— Start Given passage —

PREMIER LEAGUE
The Man City middle muddle: Can Guardiola get it right to stop a fourth straight defeat to Chelsea?
Manchester City will have to get their midfield right if they are to avoid a fourth straight defeat to European champions Chelsea.
Pep Guardiola faces a midfield dilemma as he prepares for what is shaping up to be a mammoth early-season match for Manchester City at Chelsea.
Champions City were fortunate to escape with a draw from their previous Premier League game at home to Southampton and have fallen three points off the pace set by the Blues.
A trip to Stamford Bridge – at the start of a brutal stretch that takes them to Paris Saint-Germain and Liverpool in succession – is pretty much the last thing Guardiola needs.
Since Thomas Tuchel arrived in England in January, Chelsea have faced City three times and beaten City three times.
These were particularly damaging defeats for Guardiola, too, with Chelsea dumping City out of the FA Cup in April, delaying their title celebrations in May and then, most notably, beating them to the Champions League later the same month.
Guardiola has lost more often to the Blues (eight times) than any other opponent, while they could become the first team to defeat the City manager in four straight matches.
Tuchel, having failed to win in their first five meetings while at Mainz and Borussia Dortmund, has now gained the upper hand over Guardiola.
But it is in the middle of the park, rather than on the touchline, where the previous three clashes have been decided – and the same could well be true on Saturday, when Guardiola must make the right call.
Third time's no charm
Since the beginning of last season, City have started 41 games with Rodri alone at the base of the midfield, 16 with Fernandinho in that role and nine with the two paired. On three occasions, neither holding player has made the XI – including in the Champions League final.
Guardiola arrived at that decision having seen two alternative line-ups fail to get the better of Tuchel's men.
In the FA Cup semi-final, Rodri and Fernandinho were drafted in as protection for the defence, as full-backs Joao Cancelo and Benjamin Mendy pushed on from either side, only to be torn apart on the counter-attack – the midfield duo's lack of pace horribly exposed.
Chelsea effectively broke time and again from a deep average starting position 35.7 metres from their own goal. The Blues only had five attempts, but they had an average worth of 0.25 expected goals, while two of their four offsides saw efforts struck off. The goal that counted was a simple one, with Timo Werner in behind to square for Hakim Ziyech in front of an open net.

— End Given passage —
— Start Provided material —

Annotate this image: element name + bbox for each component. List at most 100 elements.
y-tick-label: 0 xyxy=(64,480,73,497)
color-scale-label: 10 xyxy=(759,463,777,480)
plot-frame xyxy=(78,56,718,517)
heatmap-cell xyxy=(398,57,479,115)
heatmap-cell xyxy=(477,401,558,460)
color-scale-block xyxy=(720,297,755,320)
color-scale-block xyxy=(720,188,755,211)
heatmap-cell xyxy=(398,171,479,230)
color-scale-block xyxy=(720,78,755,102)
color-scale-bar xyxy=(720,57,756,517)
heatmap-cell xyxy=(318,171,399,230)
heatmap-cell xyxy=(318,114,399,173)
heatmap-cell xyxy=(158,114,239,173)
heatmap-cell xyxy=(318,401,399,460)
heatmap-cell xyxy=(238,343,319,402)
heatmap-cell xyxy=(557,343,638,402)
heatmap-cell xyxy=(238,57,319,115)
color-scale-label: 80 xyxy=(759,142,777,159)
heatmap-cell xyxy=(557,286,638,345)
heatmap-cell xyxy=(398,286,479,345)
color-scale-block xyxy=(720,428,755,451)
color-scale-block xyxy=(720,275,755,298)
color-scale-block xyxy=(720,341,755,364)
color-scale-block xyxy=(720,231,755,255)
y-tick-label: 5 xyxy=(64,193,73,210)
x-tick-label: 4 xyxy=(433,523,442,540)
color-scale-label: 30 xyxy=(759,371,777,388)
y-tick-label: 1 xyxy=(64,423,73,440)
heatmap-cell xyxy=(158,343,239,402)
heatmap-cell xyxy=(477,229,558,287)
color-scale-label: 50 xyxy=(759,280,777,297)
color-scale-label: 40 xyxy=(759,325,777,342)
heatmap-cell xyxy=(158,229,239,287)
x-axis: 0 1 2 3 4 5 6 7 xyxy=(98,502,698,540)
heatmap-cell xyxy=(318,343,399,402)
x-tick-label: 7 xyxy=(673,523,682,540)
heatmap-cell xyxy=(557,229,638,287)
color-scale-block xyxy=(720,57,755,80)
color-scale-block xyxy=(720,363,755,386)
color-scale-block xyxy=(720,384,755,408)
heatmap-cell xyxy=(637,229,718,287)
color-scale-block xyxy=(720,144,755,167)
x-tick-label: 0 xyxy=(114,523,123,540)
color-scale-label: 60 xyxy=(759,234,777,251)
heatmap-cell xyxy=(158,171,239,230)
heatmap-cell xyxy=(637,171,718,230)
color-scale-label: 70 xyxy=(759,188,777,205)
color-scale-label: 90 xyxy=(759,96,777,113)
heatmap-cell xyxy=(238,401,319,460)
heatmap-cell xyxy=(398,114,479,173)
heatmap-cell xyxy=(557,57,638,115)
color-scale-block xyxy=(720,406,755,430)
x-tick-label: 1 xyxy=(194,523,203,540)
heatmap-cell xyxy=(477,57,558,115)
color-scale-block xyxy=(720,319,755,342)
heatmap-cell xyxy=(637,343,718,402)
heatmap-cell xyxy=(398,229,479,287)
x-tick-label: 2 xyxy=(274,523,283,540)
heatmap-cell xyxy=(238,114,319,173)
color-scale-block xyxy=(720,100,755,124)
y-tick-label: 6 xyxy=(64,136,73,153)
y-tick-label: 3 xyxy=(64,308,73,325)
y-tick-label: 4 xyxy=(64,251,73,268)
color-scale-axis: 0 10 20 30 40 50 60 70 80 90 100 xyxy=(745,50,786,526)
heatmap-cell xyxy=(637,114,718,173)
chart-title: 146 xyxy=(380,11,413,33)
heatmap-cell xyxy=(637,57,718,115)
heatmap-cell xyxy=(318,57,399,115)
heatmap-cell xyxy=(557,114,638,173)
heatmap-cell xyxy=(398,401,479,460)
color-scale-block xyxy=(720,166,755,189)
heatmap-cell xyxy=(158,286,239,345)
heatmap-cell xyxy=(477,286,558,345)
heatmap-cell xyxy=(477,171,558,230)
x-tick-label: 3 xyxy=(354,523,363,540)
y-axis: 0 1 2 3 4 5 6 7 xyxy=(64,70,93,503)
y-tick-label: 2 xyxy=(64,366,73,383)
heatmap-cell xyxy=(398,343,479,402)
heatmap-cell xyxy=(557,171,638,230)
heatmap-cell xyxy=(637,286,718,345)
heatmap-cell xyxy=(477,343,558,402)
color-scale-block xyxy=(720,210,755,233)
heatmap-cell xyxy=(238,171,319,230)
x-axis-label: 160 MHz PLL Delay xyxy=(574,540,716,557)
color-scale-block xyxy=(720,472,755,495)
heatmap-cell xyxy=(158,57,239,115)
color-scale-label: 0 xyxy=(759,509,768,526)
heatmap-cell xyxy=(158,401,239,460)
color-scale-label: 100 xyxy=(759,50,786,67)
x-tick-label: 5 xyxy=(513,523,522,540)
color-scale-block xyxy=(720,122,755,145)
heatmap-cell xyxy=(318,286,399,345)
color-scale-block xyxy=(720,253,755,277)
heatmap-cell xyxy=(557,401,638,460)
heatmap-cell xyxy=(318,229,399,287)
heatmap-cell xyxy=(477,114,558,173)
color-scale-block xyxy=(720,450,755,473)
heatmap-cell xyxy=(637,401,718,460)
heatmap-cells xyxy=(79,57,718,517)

— End Provided material —

Stated exercise A —
According to the article on Manchester City's midfield, how many times has Guardiola lost to Chelsea?
Stated exercise B —
In one to three sentences, use the Manchester City midfield article to explain why City's setup with Rodri and Fernandinho failed in the FA Cup semi-final.
Stated exercise C —
Write the next part of the article on Manchester City's midfield dilemma before the Chelsea match, starting right after its last sentence.

Exercise response A —
Eight times.

Exercise response B —
With full-backs Joao Cancelo and Benjamin Mendy pushing forward, Rodri and Fernandinho were left to protect the defense. Chelsea broke on the counter-attack, and the midfield pair's lack of pace was badly exposed.

Exercise response C —
Seemingly then turning his focus towards the Champions League final but also seeking to avoid a repeat, Guardiola changed his system entirely when City hosted Chelsea in the league three weeks later.
An odd 3-1-4-2 formation, with forwards Ferran Torres and Raheem Sterling in midfield, had only Rodri holding the fort.
The switch allowed Chelsea, on the back foot at Wembley, to have 51.7 per cent of the ball. Of the 11 examples of Guardiola's City having less possession than their opponents without having a man sent off, Chelsea have accounted for three – after two defeats under Frank Lampard, Tuchel oversaw a 2-1 victory having trailed at half-time.
This City set-up was the outlandish sort of selection associated with Guardiola's biggest European games in Manchester, but he moved in yet another direction for the Porto final.
Top scorer Ilkay Gundogan and creator Bernardo Silva operated in the centre of the pitch and City made only eight tackles, comprehensively losing the midfield battle once again as Mason Mount's penetrative pass teed up Kai Havertz's winner.
Fernandinho the fix?
Having swung from one extreme to the other and failed to get the better of Tuchel, Guardiola must strike a balance and find the middle ground. His usual set-up, with one defensive option in midfield and a back four, seems to fit the bill, but who City might pick for that role is another matter.
City have won 14 of their 19 games in which Rodri has not started since the start of last season, although one of their four defeats was the Champions League final.
Fernandinho is the more experienced choice, but he was shaky last time out in the draw with Southampton, substituted after 63 minutes having given the ball away with 20.6 per cent of his touches.
City cannot afford that sloppiness; since the beginning of 2020-21, they have lost three of the five games in which Fernandinho has started and ceded possession with a greater share of his touches than he did against Saints – one of those being the FA Cup semi.
If the City captain cannot keep pace with Southampton, what hope does he have against the Chelsea midfield?
Tuchel's two settled
Chelsea certainly do not have the same issue as City, having settled on a 3-4-3 formation and, seemingly, a preferred central duo.
N'Golo Kante and Jorginho may have only started 11 games together under Tuchel, but these have been many of their biggest fixtures: Liverpool away twice in the league, Leeds United away, West Ham away, a crucial clash with Leicester City in the race for Champions League qualification, both the FA Cup semi-final and final, and their final four Champions League matches last season.
From a daunting list of matches, the Blues have been beaten only twice – by Leicester in the cup final and against Porto, whose last-minute winner did not alter the outcome of a two-legged tie. They have conceded five goals across those 11 outings.
With Kante's energy and Jorginho's passing ability, Chelsea are able to hold their own with just two in the middle of the pitch, creating overloads elsewhere.
Six of their 10 goals in those 11 matches have been scored by one of the two attackers playing off the central striker, with both combining in Porto as Mount and Havertz found space behind a City midfield occupied by Kante and Jorginho.
A succession of minor injuries have kept Kante from featuring as often as Tuchel would like, but he was back fit and firing at Tottenham last week, emerging off the bench at half-time to form a midfield three alongside Jorginho and Mateo Kovacic.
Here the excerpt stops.